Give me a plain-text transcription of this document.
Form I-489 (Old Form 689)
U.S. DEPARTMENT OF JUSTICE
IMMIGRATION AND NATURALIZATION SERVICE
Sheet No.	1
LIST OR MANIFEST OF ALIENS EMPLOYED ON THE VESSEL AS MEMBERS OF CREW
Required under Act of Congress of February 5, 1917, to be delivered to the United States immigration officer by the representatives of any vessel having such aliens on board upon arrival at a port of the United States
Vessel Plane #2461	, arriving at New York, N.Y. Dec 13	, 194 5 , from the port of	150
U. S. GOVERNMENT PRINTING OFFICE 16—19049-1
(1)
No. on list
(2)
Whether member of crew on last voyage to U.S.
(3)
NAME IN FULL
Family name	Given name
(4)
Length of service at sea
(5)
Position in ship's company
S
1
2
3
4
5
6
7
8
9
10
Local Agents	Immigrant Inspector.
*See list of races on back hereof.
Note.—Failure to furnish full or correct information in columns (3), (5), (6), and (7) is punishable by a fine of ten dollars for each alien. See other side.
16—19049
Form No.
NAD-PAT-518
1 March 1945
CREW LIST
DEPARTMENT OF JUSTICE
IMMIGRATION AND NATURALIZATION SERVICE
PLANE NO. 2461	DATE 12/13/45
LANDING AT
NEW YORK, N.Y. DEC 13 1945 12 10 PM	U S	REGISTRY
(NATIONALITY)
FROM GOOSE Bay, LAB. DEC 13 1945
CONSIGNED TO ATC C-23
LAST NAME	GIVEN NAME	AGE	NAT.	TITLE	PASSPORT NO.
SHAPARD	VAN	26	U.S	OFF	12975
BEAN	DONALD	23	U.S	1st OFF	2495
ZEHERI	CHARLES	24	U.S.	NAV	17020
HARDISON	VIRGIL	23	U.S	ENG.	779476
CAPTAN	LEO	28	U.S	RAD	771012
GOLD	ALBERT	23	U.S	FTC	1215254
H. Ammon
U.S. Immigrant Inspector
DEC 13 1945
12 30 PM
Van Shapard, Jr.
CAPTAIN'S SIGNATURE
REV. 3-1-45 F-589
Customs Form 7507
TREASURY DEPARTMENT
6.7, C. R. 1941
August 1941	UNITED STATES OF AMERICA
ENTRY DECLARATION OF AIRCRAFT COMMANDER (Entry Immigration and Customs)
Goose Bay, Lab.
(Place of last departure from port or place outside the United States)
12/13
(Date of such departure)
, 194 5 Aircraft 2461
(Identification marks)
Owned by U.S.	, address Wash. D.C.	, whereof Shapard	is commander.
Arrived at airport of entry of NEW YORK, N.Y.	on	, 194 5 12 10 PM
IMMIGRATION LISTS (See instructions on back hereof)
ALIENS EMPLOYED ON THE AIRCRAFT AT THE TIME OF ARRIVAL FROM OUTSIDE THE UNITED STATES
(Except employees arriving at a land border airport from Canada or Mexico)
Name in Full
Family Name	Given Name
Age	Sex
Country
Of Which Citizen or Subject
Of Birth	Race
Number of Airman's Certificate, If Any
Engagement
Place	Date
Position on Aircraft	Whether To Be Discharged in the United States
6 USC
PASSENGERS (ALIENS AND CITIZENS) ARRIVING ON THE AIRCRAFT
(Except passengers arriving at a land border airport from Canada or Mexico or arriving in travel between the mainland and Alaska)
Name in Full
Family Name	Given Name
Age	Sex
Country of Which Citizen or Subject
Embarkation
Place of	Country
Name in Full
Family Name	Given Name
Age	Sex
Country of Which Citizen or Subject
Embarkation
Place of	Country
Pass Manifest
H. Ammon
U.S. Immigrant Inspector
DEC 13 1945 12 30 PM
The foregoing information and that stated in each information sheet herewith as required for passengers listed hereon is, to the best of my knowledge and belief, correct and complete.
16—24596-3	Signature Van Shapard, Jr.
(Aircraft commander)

WHAT TO WORK ON | Without changing a word, restate the whole listing.

FINISHED ANSWER |
Give me a plain-text transcription of this document.
Form I-489 (Old Form 689)
U.S. DEPARTMENT OF JUSTICE
IMMIGRATION AND NATURALIZATION SERVICE
Sheet No.	1
LIST OR MANIFEST OF ALIENS EMPLOYED ON THE VESSEL AS MEMBERS OF CREW
Required under Act of Congress of February 5, 1917, to be delivered to the United States immigration officer by the representatives of any vessel having such aliens on board upon arrival at a port of the United States
Vessel Plane #2461	, arriving at New York, N.Y. Dec 13	, 194 5 , from the port of	150
U. S. GOVERNMENT PRINTING OFFICE 16—19049-1
(1)
No. on list
(2)
Whether member of crew on last voyage to U.S.
(3)
NAME IN FULL
Family name	Given name
(4)
Length of service at sea
(5)
Position in ship's company
S
1
2
3
4
5
6
7
8
9
10
Local Agents	Immigrant Inspector.
*See list of races on back hereof.
Note.—Failure to furnish full or correct information in columns (3), (5), (6), and (7) is punishable by a fine of ten dollars for each alien. See other side.
16—19049
Form No.
NAD-PAT-518
1 March 1945
CREW LIST
DEPARTMENT OF JUSTICE
IMMIGRATION AND NATURALIZATION SERVICE
PLANE NO. 2461	DATE 12/13/45
LANDING AT
NEW YORK, N.Y. DEC 13 1945 12 10 PM	U S	REGISTRY
(NATIONALITY)
FROM GOOSE Bay, LAB. DEC 13 1945
CONSIGNED TO ATC C-23
LAST NAME	GIVEN NAME	AGE	NAT.	TITLE	PASSPORT NO.
SHAPARD	VAN	26	U.S	OFF	12975
BEAN	DONALD	23	U.S	1st OFF	2495
ZEHERI	CHARLES	24	U.S.	NAV	17020
HARDISON	VIRGIL	23	U.S	ENG.	779476
CAPTAN	LEO	28	U.S	RAD	771012
GOLD	ALBERT	23	U.S	FTC	1215254
H. Ammon
U.S. Immigrant Inspector
DEC 13 1945
12 30 PM
Van Shapard, Jr.
CAPTAIN'S SIGNATURE
REV. 3-1-45 F-589
Customs Form 7507
TREASURY DEPARTMENT
6.7, C. R. 1941
August 1941	UNITED STATES OF AMERICA
ENTRY DECLARATION OF AIRCRAFT COMMANDER (Entry Immigration and Customs)
Goose Bay, Lab.
(Place of last departure from port or place outside the United States)
12/13
(Date of such departure)
, 194 5 Aircraft 2461
(Identification marks)
Owned by U.S.	, address Wash. D.C.	, whereof Shapard	is commander.
Arrived at airport of entry of NEW YORK, N.Y.	on	, 194 5 12 10 PM
IMMIGRATION LISTS (See instructions on back hereof)
ALIENS EMPLOYED ON THE AIRCRAFT AT THE TIME OF ARRIVAL FROM OUTSIDE THE UNITED STATES
(Except employees arriving at a land border airport from Canada or Mexico)
Name in Full
Family Name	Given Name
Age	Sex
Country
Of Which Citizen or Subject
Of Birth	Race
Number of Airman's Certificate, If Any
Engagement
Place	Date
Position on Aircraft	Whether To Be Discharged in the United States
6 USC
PASSENGERS (ALIENS AND CITIZENS) ARRIVING ON THE AIRCRAFT
(Except passengers arriving at a land border airport from Canada or Mexico or arriving in travel between the mainland and Alaska)
Name in Full
Family Name	Given Name
Age	Sex
Country of Which Citizen or Subject
Embarkation
Place of	Country
Name in Full
Family Name	Given Name
Age	Sex
Country of Which Citizen or Subject
Embarkation
Place of	Country
Pass Manifest
H. Ammon
U.S. Immigrant Inspector
DEC 13 1945 12 30 PM
The foregoing information and that stated in each information sheet herewith as required for passengers listed hereon is, to the best of my knowledge and belief, correct and complete.
16—24596-3	Signature Van Shapard, Jr.
(Aircraft commander)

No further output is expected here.